## Short task a
Format the records as a numbered list, starting at the line that contains "paragraph-item-11-1: 11.1. Представитель" and ending at the last line of the records. Leave out blank lines.

## Source extract

----------------

It’s crunch time in MLB.
Rosters are about to expand as the calendar turns to September, and we’re one month away from the postseason proper — that means the end of the summer doldrums. There’s a month and a half in there, from the All-Star Break through the end of August, where you can be forgiven for tuning out and waiting for the games to matter again — or, if your team is out of the playoff hunt, to wait for September to roll around. Interesting young players come up and give fans a reason to watch a team that’ll end up with 65 to 70 wins.
For those of us not watching to see which prospects might get called up around the end of May or beginning of June next year (after suspiciously not being ready for the big leagues until their Super Two window has passed), there is still a bunch of drama on offer from MLB that doesn’t necessarily involve the teams fans follow. These are the three most prominent storylines across the league as we burn into the last month of the season.
How many more will Giancarlo Stanton hit past 60?
The Miami Marlins are surprisingly back in contention — sort of. They have absolutely no shot at the National League East Division crown, but they’re only 5.5 games out of the second NL wild card spot going into Thursday’s games, which is downright encouraging for a National League team (5.5 games out in the American League would mean they’d have six other teams they’d need to leapfrog first). How has a team that should have sold at the non-waiver trade deadline a month ago managed to drag itself back into something approaching contention?
Giancarlo Stanton has had one of the most historically awe-inspiring home run streaks in major league history over the past two months.
Going into July, Stanton had hit 21 home runs — seven each month in April, May, and June, showing remarkable consistency and putting him on track for a 40-home run season. That’s hardly pedestrian, and better than any single-season total Stanton had accrued to date, but not particularly eye-popping considering these are the very best years of a top talent’s career. His problem had always been staying on the field, not hitting.
Since July 1, Stanton has hit 30 home runs: 12 in July, a ridiculous 18 in August. It is almost unthinkable now, barring injury or an extreme cold streak, that Stanton won’t reach the 60-home run milestone. The big question, therefore, is how high will he go?
Who will win the National League Central?
I won’t lie to you: It’s probably the Chicago Cubs, but the NL Central is the only divisional race in MLB that’s still worth paying attention to in any respect, and it’s interesting not only because it’s very much up in the air, but because of emerging turmoil. While both NL wild card spots have been held the whole season by the Arizona Diamondbacks and the Colorado Rockies — who are merely very good teams and can’t keep up with the historically dominant Los Angeles Dodgers — the Rockies are starting to falter, and whoever doesn’t win the Central in the three-way race among Chicago, Milwaukee, and a fading St. Louis team might get the second wild card. The Cardinals would have to really turn things around in September to make a full go of it, but that’s precisely the ability to annoy which they’ve shown in years past — and they have some of the most exciting younger players in the division.

----------------

## Short task b
Restate the MLB article starting at "Rosters are about" and ending at "to 70 wins.", putting "playoffs" in place of "postseason".

----------------

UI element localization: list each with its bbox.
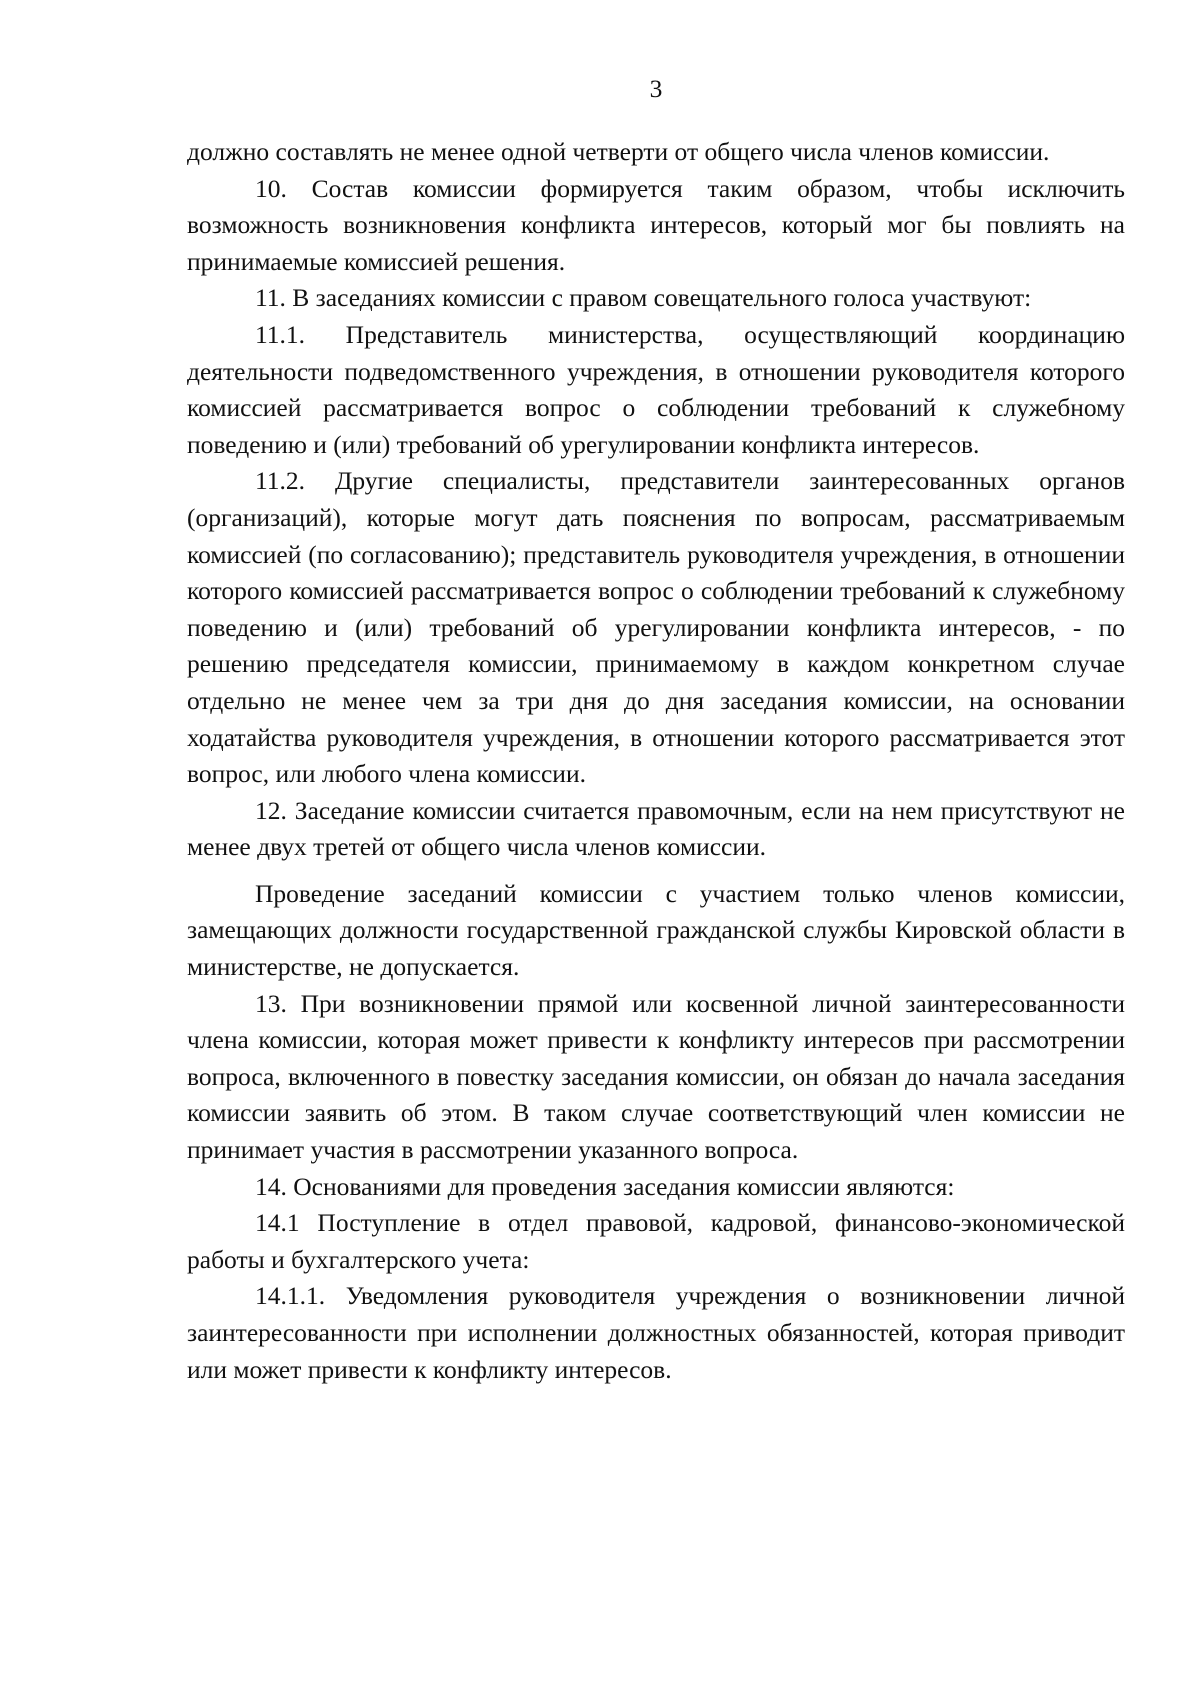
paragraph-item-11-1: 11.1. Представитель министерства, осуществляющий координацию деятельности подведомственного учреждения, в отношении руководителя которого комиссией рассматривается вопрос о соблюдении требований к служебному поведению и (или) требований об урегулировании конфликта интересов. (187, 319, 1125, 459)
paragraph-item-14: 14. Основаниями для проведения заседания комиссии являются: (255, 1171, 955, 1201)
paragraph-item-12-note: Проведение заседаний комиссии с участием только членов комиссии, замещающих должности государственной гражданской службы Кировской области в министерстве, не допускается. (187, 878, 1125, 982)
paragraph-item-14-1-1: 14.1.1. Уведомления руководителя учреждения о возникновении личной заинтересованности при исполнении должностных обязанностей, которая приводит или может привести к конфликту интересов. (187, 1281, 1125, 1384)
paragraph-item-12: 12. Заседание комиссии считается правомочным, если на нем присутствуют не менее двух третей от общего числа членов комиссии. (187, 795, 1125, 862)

----------------

## Full answer a
1. paragraph-item-11-1: 11.1. Представитель министерства, осуществляющий координацию деятельности подведомственного учреждения, в отношении руководителя которого комиссией рассматривается вопрос о соблюдении требований к служебному поведению и (или) требований об урегулировании конфликта интересов. (187, 319, 1125, 459)
2. paragraph-item-14: 14. Основаниями для проведения заседания комиссии являются: (255, 1171, 955, 1201)
3. paragraph-item-12-note: Проведение заседаний комиссии с участием только членов комиссии, замещающих должности государственной гражданской службы Кировской области в министерстве, не допускается. (187, 878, 1125, 982)
4. paragraph-item-14-1-1: 14.1.1. Уведомления руководителя учреждения о возникновении личной заинтересованности при исполнении должностных обязанностей, которая приводит или может привести к конфликту интересов. (187, 1281, 1125, 1384)
5. paragraph-item-12: 12. Заседание комиссии считается правомочным, если на нем присутствуют не менее двух третей от общего числа членов комиссии. (187, 795, 1125, 862)

## Full answer b
Rosters are about to expand as the calendar turns to September, and we’re one month away from the playoffs proper — that means the end of the summer doldrums. There’s a month and a half in there, from the All-Star Break through the end of August, where you can be forgiven for tuning out and waiting for the games to matter again — or, if your team is out of the playoff hunt, to wait for September to roll around. Interesting young players come up and give fans a reason to watch a team that’ll end up with 65 to 70 wins.